→ STATED TASK
Type every record exactly as it appears.

→ SUPPLIED RECORDS

-- Start --

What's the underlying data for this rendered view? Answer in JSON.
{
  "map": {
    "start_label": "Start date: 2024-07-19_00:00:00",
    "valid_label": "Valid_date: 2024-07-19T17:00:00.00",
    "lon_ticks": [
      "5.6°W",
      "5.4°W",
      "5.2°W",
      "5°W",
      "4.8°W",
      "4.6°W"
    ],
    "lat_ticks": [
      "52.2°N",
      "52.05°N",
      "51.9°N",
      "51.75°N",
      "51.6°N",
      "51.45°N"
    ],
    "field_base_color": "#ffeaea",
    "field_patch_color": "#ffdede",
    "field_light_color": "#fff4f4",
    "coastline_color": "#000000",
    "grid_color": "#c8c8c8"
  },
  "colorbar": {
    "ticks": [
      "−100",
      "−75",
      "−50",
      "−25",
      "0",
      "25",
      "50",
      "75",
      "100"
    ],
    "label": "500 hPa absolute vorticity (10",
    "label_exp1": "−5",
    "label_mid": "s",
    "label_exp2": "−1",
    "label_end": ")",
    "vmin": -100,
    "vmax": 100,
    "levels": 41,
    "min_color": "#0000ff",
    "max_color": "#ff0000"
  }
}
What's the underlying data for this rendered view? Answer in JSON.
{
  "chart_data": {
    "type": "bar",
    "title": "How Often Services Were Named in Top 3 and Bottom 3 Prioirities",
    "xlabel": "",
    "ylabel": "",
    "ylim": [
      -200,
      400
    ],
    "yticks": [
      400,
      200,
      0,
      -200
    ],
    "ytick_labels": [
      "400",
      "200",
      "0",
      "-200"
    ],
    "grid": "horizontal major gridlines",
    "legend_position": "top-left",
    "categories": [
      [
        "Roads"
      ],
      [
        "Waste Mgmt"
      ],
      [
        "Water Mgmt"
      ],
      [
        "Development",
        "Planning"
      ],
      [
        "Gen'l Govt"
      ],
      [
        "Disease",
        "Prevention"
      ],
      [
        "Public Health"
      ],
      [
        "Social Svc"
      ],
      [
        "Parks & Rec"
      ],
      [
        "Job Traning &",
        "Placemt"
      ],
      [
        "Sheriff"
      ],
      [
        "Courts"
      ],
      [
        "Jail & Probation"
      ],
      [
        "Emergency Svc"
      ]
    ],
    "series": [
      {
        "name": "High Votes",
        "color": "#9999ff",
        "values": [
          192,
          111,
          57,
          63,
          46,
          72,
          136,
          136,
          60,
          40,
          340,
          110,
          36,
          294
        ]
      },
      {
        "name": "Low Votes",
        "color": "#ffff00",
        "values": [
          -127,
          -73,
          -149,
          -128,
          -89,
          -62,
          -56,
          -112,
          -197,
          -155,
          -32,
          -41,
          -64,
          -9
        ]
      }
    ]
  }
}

-- End --

→ RESULT
What's the underlying data for this rendered view? Answer in JSON.
{
  "map": {
    "start_label": "Start date: 2024-07-19_00:00:00",
    "valid_label": "Valid_date: 2024-07-19T17:00:00.00",
    "lon_ticks": [
      "5.6°W",
      "5.4°W",
      "5.2°W",
      "5°W",
      "4.8°W",
      "4.6°W"
    ],
    "lat_ticks": [
      "52.2°N",
      "52.05°N",
      "51.9°N",
      "51.75°N",
      "51.6°N",
      "51.45°N"
    ],
    "field_base_color": "#ffeaea",
    "field_patch_color": "#ffdede",
    "field_light_color": "#fff4f4",
    "coastline_color": "#000000",
    "grid_color": "#c8c8c8"
  },
  "colorbar": {
    "ticks": [
      "−100",
      "−75",
      "−50",
      "−25",
      "0",
      "25",
      "50",
      "75",
      "100"
    ],
    "label": "500 hPa absolute vorticity (10",
    "label_exp1": "−5",
    "label_mid": "s",
    "label_exp2": "−1",
    "label_end": ")",
    "vmin": -100,
    "vmax": 100,
    "levels": 41,
    "min_color": "#0000ff",
    "max_color": "#ff0000"
  }
}
What's the underlying data for this rendered view? Answer in JSON.
{
  "chart_data": {
    "type": "bar",
    "title": "How Often Services Were Named in Top 3 and Bottom 3 Prioirities",
    "xlabel": "",
    "ylabel": "",
    "ylim": [
      -200,
      400
    ],
    "yticks": [
      400,
      200,
      0,
      -200
    ],
    "ytick_labels": [
      "400",
      "200",
      "0",
      "-200"
    ],
    "grid": "horizontal major gridlines",
    "legend_position": "top-left",
    "categories": [
      [
        "Roads"
      ],
      [
        "Waste Mgmt"
      ],
      [
        "Water Mgmt"
      ],
      [
        "Development",
        "Planning"
      ],
      [
        "Gen'l Govt"
      ],
      [
        "Disease",
        "Prevention"
      ],
      [
        "Public Health"
      ],
      [
        "Social Svc"
      ],
      [
        "Parks & Rec"
      ],
      [
        "Job Traning &",
        "Placemt"
      ],
      [
        "Sheriff"
      ],
      [
        "Courts"
      ],
      [
        "Jail & Probation"
      ],
      [
        "Emergency Svc"
      ]
    ],
    "series": [
      {
        "name": "High Votes",
        "color": "#9999ff",
        "values": [
          192,
          111,
          57,
          63,
          46,
          72,
          136,
          136,
          60,
          40,
          340,
          110,
          36,
          294
        ]
      },
      {
        "name": "Low Votes",
        "color": "#ffff00",
        "values": [
          -127,
          -73,
          -149,
          -128,
          -89,
          -62,
          -56,
          -112,
          -197,
          -155,
          -32,
          -41,
          -64,
          -9
        ]
      }
    ]
  }
}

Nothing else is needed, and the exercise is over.